------ SUPPLIED RECORDS ------
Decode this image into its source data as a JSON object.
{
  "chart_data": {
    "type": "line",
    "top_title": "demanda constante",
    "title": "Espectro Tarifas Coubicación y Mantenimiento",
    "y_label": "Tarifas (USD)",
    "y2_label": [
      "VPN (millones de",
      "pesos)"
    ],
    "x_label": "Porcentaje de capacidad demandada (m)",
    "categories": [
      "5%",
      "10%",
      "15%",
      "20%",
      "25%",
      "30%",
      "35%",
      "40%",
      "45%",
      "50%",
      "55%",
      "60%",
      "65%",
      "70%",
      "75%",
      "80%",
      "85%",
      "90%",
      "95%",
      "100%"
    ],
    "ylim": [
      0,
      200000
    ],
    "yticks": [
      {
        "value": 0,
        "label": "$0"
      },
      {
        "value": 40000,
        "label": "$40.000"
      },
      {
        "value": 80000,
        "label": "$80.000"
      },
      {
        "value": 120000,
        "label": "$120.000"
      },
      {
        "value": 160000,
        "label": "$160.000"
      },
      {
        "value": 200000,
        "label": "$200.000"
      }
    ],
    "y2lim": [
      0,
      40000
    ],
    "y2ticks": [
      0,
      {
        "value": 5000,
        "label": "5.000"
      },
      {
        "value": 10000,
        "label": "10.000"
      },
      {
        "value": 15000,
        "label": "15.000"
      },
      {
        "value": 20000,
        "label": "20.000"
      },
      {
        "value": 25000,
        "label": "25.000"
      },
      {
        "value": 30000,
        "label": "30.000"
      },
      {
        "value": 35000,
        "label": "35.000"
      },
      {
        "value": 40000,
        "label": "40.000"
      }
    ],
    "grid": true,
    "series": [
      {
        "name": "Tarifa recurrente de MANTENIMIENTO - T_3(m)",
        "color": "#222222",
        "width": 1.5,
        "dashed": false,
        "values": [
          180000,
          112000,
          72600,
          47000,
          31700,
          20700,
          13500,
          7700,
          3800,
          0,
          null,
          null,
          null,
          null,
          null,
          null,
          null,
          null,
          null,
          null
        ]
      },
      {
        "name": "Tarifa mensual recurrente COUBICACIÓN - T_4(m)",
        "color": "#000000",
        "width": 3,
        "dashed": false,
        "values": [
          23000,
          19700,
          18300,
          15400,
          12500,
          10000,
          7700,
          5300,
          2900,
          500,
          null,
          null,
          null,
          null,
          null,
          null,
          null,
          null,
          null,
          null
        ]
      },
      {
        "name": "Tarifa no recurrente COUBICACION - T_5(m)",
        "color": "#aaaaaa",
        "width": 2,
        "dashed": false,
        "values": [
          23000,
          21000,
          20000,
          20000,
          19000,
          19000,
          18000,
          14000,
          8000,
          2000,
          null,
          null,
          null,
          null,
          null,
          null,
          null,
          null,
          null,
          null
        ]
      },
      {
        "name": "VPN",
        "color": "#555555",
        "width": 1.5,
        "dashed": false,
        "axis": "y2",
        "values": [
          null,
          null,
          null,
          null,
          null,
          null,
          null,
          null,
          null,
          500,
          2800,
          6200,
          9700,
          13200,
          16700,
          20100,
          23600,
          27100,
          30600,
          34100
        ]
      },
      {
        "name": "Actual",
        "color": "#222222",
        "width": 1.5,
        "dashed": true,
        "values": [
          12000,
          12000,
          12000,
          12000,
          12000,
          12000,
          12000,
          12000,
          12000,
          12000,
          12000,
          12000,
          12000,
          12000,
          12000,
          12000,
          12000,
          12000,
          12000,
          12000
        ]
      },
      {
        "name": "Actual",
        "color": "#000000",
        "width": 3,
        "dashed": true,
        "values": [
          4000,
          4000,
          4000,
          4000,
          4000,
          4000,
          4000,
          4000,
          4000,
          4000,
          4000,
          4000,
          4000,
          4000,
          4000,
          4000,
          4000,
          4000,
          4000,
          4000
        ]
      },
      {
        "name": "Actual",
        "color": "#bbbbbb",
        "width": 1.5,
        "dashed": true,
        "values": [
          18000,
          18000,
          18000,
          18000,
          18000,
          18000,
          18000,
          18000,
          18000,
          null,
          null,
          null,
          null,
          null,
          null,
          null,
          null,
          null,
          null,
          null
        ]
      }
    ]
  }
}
------
Copy out every line of the data that includes the word "recurrente".

• _THE OUTPUT_:
        "name": "Tarifa recurrente de MANTENIMIENTO - T_3(m)",
        "name": "Tarifa mensual recurrente COUBICACIÓN - T_4(m)",
        "name": "Tarifa no recurrente COUBICACION - T_5(m)",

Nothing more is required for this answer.